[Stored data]

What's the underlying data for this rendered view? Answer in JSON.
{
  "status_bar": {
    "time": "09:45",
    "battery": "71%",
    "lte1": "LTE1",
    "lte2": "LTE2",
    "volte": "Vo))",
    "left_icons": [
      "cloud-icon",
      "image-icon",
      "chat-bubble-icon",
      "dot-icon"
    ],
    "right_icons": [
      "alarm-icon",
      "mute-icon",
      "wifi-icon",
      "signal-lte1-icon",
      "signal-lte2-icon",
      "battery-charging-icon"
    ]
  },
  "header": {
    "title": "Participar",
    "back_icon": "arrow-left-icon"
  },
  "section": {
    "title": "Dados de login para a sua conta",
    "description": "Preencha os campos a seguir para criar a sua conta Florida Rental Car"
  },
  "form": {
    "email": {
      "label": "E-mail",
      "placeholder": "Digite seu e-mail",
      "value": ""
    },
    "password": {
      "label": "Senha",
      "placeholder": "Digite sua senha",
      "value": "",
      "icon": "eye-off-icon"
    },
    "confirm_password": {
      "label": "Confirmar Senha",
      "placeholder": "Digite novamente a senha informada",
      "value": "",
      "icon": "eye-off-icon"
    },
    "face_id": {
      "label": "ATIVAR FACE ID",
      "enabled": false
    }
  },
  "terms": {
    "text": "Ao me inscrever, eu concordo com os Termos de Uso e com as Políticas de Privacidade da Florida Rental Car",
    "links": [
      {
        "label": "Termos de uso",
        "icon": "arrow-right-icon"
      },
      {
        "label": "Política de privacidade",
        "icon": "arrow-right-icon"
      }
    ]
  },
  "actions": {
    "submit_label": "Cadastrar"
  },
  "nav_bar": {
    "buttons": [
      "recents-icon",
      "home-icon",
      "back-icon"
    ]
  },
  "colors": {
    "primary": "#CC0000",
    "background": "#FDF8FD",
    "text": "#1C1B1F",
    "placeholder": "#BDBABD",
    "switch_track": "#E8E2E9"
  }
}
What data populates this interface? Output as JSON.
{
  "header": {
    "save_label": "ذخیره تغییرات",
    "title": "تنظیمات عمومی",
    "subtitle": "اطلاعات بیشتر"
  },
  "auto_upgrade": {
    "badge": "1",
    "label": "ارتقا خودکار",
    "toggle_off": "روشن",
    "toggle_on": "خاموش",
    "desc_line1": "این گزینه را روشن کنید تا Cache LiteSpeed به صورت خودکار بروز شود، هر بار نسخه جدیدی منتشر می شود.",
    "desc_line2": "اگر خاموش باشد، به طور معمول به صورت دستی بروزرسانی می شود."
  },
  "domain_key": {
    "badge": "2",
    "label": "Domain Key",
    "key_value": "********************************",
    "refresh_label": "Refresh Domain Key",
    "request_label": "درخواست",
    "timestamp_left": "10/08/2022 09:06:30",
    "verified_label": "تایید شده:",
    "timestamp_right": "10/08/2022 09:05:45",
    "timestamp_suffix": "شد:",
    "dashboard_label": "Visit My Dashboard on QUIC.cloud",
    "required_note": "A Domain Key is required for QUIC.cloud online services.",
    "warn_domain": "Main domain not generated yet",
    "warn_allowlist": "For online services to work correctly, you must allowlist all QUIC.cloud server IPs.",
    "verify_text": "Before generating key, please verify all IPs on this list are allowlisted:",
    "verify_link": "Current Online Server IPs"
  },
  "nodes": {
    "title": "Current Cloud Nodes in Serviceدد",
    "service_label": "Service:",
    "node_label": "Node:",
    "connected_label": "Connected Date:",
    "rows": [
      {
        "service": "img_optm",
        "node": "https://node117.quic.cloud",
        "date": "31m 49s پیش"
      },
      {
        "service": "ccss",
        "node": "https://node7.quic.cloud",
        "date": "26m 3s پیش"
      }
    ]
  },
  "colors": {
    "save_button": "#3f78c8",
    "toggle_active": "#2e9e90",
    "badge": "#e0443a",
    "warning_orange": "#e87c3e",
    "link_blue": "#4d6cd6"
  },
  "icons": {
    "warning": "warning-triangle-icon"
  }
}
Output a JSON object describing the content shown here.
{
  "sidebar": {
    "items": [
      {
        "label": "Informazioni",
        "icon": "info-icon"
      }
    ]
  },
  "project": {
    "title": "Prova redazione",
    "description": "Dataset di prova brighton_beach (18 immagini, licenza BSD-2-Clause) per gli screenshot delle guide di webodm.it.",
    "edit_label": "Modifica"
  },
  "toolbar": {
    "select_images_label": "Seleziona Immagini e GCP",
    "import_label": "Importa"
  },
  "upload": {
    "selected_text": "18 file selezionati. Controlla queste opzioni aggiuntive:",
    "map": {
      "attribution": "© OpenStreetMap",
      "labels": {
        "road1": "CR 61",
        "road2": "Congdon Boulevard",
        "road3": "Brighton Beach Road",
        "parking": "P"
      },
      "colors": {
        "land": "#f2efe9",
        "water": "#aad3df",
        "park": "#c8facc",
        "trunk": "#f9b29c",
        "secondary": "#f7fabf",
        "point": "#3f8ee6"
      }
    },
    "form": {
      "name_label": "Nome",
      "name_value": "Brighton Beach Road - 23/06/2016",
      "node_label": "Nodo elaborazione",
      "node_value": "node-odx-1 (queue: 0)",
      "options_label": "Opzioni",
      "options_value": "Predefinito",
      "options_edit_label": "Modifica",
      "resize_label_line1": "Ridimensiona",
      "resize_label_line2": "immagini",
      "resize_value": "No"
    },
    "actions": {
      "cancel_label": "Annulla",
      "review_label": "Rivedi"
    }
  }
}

→ **Exercise directions**:
Go through the listing above line by line and say how many lines hold the word "Output". Reply with that number only.

→ **Problem solution**:
2